What you need to do: Using the records that follow, copy every line containing the word "Humidity".

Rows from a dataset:

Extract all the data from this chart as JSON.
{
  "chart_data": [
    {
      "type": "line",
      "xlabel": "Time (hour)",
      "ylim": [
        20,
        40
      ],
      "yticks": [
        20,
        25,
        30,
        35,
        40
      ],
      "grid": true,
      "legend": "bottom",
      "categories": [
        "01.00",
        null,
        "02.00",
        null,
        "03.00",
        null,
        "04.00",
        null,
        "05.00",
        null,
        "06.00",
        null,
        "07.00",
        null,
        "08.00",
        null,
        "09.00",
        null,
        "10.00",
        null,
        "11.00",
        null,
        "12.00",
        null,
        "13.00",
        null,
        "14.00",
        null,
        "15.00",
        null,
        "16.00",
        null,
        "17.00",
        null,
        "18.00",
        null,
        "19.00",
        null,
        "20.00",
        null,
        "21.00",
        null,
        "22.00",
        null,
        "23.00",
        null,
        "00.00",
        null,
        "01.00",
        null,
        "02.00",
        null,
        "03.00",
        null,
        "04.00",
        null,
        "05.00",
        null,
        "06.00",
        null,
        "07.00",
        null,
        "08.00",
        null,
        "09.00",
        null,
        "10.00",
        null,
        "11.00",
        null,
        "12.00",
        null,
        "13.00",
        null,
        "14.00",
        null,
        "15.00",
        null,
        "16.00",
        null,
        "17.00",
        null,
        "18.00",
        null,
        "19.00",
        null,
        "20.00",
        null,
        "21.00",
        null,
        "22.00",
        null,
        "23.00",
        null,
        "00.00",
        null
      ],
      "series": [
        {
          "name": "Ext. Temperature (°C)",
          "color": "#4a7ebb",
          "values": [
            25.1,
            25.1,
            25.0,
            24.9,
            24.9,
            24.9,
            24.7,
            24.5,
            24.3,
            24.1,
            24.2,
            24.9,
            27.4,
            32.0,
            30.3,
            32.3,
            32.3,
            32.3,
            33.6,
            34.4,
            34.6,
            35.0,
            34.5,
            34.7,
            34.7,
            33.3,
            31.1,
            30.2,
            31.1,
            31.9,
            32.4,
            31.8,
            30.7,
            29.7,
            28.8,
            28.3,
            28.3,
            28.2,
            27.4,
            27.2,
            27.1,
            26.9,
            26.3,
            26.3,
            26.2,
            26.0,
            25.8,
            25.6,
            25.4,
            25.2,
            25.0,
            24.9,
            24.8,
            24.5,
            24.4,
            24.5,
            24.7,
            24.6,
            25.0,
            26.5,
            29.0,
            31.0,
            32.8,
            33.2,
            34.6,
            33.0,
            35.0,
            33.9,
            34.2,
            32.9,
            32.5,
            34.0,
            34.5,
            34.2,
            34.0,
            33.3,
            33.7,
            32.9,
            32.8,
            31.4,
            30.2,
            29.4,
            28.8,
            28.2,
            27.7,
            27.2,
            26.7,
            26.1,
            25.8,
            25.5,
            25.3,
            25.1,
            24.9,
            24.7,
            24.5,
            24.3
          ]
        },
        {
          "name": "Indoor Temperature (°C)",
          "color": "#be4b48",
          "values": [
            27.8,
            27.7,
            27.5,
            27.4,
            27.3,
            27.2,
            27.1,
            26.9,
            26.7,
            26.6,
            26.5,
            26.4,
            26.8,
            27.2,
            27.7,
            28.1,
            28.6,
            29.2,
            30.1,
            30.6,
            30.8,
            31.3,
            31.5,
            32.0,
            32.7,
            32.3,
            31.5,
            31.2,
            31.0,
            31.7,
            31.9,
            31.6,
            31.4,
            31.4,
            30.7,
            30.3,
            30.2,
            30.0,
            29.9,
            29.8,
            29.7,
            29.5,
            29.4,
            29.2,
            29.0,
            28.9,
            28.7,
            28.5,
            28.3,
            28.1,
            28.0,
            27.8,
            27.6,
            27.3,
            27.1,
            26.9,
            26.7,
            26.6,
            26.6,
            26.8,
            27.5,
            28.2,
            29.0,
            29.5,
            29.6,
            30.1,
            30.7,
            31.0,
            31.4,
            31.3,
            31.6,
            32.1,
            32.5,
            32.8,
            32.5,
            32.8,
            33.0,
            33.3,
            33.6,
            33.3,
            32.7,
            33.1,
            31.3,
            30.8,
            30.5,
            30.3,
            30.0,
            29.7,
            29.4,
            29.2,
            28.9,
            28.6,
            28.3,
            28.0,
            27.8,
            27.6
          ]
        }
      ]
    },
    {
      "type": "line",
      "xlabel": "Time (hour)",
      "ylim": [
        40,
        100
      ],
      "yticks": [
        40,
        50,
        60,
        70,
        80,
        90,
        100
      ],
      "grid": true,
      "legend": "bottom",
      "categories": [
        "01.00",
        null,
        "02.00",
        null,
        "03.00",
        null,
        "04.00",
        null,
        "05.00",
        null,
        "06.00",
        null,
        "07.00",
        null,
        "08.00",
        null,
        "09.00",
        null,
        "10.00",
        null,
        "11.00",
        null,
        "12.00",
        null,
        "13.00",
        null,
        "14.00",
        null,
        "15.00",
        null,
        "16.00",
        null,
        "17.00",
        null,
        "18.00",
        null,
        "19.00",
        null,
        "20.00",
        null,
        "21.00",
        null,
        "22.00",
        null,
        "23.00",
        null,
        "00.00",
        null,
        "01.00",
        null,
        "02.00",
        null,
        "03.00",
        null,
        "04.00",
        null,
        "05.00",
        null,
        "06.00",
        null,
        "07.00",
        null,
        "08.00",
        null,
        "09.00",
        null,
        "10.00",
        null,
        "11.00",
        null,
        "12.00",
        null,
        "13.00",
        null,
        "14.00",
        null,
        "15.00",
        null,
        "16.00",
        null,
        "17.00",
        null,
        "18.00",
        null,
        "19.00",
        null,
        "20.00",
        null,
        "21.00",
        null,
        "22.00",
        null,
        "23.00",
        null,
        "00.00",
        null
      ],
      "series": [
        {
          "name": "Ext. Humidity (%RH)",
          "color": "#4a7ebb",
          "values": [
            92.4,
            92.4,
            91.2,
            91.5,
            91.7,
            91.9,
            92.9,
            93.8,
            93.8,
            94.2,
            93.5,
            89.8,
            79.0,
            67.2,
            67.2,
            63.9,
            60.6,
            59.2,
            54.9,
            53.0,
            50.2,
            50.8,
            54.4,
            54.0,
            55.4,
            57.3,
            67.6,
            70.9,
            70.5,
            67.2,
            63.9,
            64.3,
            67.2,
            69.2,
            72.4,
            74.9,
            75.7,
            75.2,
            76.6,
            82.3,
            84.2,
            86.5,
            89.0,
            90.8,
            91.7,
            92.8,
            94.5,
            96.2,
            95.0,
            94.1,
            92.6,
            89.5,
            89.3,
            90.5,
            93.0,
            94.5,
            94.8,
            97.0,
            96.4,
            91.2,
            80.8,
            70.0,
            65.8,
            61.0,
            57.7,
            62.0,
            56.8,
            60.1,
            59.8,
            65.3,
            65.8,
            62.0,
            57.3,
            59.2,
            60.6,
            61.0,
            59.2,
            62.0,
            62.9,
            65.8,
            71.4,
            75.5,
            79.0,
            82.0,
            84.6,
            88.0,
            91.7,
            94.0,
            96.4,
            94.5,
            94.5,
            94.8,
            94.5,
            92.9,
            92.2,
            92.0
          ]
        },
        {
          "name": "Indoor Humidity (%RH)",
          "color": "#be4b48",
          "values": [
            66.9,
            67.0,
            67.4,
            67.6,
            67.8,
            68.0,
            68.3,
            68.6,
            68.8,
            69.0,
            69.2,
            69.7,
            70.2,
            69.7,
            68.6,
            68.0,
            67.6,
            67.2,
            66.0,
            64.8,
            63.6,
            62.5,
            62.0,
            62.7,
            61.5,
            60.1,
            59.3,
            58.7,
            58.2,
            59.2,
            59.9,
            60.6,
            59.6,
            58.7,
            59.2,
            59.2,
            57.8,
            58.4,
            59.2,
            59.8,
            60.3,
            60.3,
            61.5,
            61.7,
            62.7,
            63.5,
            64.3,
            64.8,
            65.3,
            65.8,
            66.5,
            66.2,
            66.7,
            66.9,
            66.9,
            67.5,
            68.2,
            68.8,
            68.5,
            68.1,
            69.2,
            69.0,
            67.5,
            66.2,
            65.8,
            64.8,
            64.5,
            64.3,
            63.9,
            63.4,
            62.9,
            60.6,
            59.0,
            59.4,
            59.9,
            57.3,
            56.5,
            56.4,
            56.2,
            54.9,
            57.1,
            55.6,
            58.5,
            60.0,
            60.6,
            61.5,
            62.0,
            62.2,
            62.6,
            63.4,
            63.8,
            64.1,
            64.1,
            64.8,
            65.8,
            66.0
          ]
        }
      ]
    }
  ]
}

Exercise output:
          "name": "Ext. Humidity (%RH)",
          "name": "Indoor Humidity (%RH)",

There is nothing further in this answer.